Chart and figure data:
:::

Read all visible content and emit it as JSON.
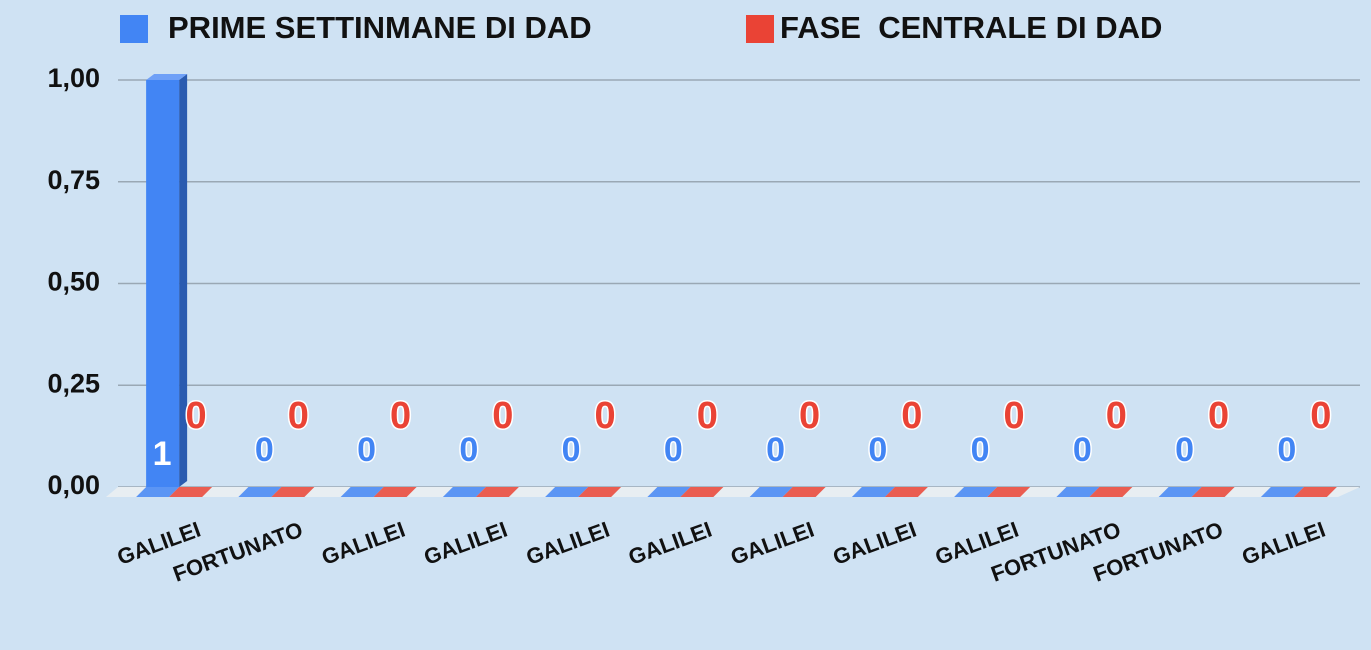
{
  "chart_data": {
    "type": "bar3d",
    "categories": [
      "GALILEI",
      "FORTUNATO",
      "GALILEI",
      "GALILEI",
      "GALILEI",
      "GALILEI",
      "GALILEI",
      "GALILEI",
      "GALILEI",
      "FORTUNATO",
      "FORTUNATO",
      "GALILEI"
    ],
    "series": [
      {
        "name": "PRIME SETTINMANE DI DAD",
        "color": "#4285f4",
        "values": [
          1,
          0,
          0,
          0,
          0,
          0,
          0,
          0,
          0,
          0,
          0,
          0
        ]
      },
      {
        "name": "FASE  CENTRALE DI DAD",
        "color": "#ea4335",
        "values": [
          0,
          0,
          0,
          0,
          0,
          0,
          0,
          0,
          0,
          0,
          0,
          0
        ]
      }
    ],
    "ylim": [
      0,
      1
    ],
    "yticks": [
      {
        "value": 0,
        "label": "0,00"
      },
      {
        "value": 0.25,
        "label": "0,25"
      },
      {
        "value": 0.5,
        "label": "0,50"
      },
      {
        "value": 0.75,
        "label": "0,75"
      },
      {
        "value": 1,
        "label": "1,00"
      }
    ],
    "grid": true,
    "legend": "top"
  }
}
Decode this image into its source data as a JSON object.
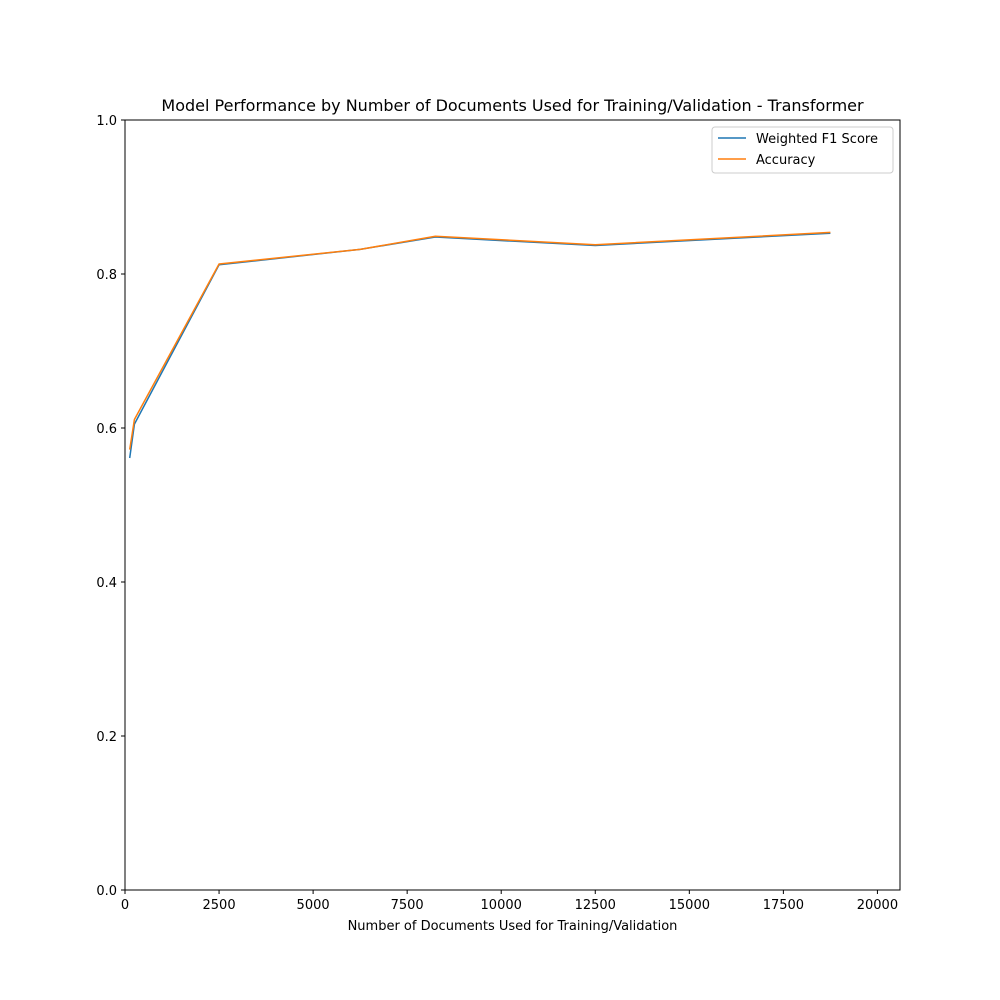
{
  "chart_data": {
    "type": "line",
    "title": "Model Performance by Number of Documents Used for Training/Validation - Transformer",
    "xlabel": "Number of Documents Used for Training/Validation",
    "ylabel": "",
    "xlim": [
      0,
      20600
    ],
    "ylim": [
      0.0,
      1.0
    ],
    "xticks": [
      0,
      2500,
      5000,
      7500,
      10000,
      12500,
      15000,
      17500,
      20000
    ],
    "yticks": [
      0.0,
      0.2,
      0.4,
      0.6,
      0.8,
      1.0
    ],
    "ytick_labels": [
      "0.0",
      "0.2",
      "0.4",
      "0.6",
      "0.8",
      "1.0"
    ],
    "grid": false,
    "legend_position": "top-right",
    "series": [
      {
        "name": "Weighted F1 Score",
        "color": "#1f77b4",
        "x": [
          125,
          250,
          2500,
          6250,
          8250,
          12500,
          18750
        ],
        "y": [
          0.561,
          0.605,
          0.812,
          0.832,
          0.848,
          0.837,
          0.853
        ]
      },
      {
        "name": "Accuracy",
        "color": "#ff7f0e",
        "x": [
          125,
          250,
          2500,
          6250,
          8250,
          12500,
          18750
        ],
        "y": [
          0.572,
          0.611,
          0.813,
          0.832,
          0.849,
          0.838,
          0.854
        ]
      }
    ]
  }
}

:::

* Task directions:
Repeat the listing in full and exactly. Leave any pictures out.

* Reply to the exercise:
Read all visible content and emit it as JSON.
{
  "chart_data": {
    "type": "bar3d",
    "categories": [
      "GALILEI",
      "FORTUNATO",
      "GALILEI",
      "GALILEI",
      "GALILEI",
      "GALILEI",
      "GALILEI",
      "GALILEI",
      "GALILEI",
      "FORTUNATO",
      "FORTUNATO",
      "GALILEI"
    ],
    "series": [
      {
        "name": "PRIME SETTINMANE DI DAD",
        "color": "#4285f4",
        "values": [
          1,
          0,
          0,
          0,
          0,
          0,
          0,
          0,
          0,
          0,
          0,
          0
        ]
      },
      {
        "name": "FASE  CENTRALE DI DAD",
        "color": "#ea4335",
        "values": [
          0,
          0,
          0,
          0,
          0,
          0,
          0,
          0,
          0,
          0,
          0,
          0
        ]
      }
    ],
    "ylim": [
      0,
      1
    ],
    "yticks": [
      {
        "value": 0,
        "label": "0,00"
      },
      {
        "value": 0.25,
        "label": "0,25"
      },
      {
        "value": 0.5,
        "label": "0,50"
      },
      {
        "value": 0.75,
        "label": "0,75"
      },
      {
        "value": 1,
        "label": "1,00"
      }
    ],
    "grid": true,
    "legend": "top"
  }
}
Decode this image into its source data as a JSON object.
{
  "chart_data": {
    "type": "line",
    "title": "Model Performance by Number of Documents Used for Training/Validation - Transformer",
    "xlabel": "Number of Documents Used for Training/Validation",
    "ylabel": "",
    "xlim": [
      0,
      20600
    ],
    "ylim": [
      0.0,
      1.0
    ],
    "xticks": [
      0,
      2500,
      5000,
      7500,
      10000,
      12500,
      15000,
      17500,
      20000
    ],
    "yticks": [
      0.0,
      0.2,
      0.4,
      0.6,
      0.8,
      1.0
    ],
    "ytick_labels": [
      "0.0",
      "0.2",
      "0.4",
      "0.6",
      "0.8",
      "1.0"
    ],
    "grid": false,
    "legend_position": "top-right",
    "series": [
      {
        "name": "Weighted F1 Score",
        "color": "#1f77b4",
        "x": [
          125,
          250,
          2500,
          6250,
          8250,
          12500,
          18750
        ],
        "y": [
          0.561,
          0.605,
          0.812,
          0.832,
          0.848,
          0.837,
          0.853
        ]
      },
      {
        "name": "Accuracy",
        "color": "#ff7f0e",
        "x": [
          125,
          250,
          2500,
          6250,
          8250,
          12500,
          18750
        ],
        "y": [
          0.572,
          0.611,
          0.813,
          0.832,
          0.849,
          0.838,
          0.854
        ]
      }
    ]
  }
}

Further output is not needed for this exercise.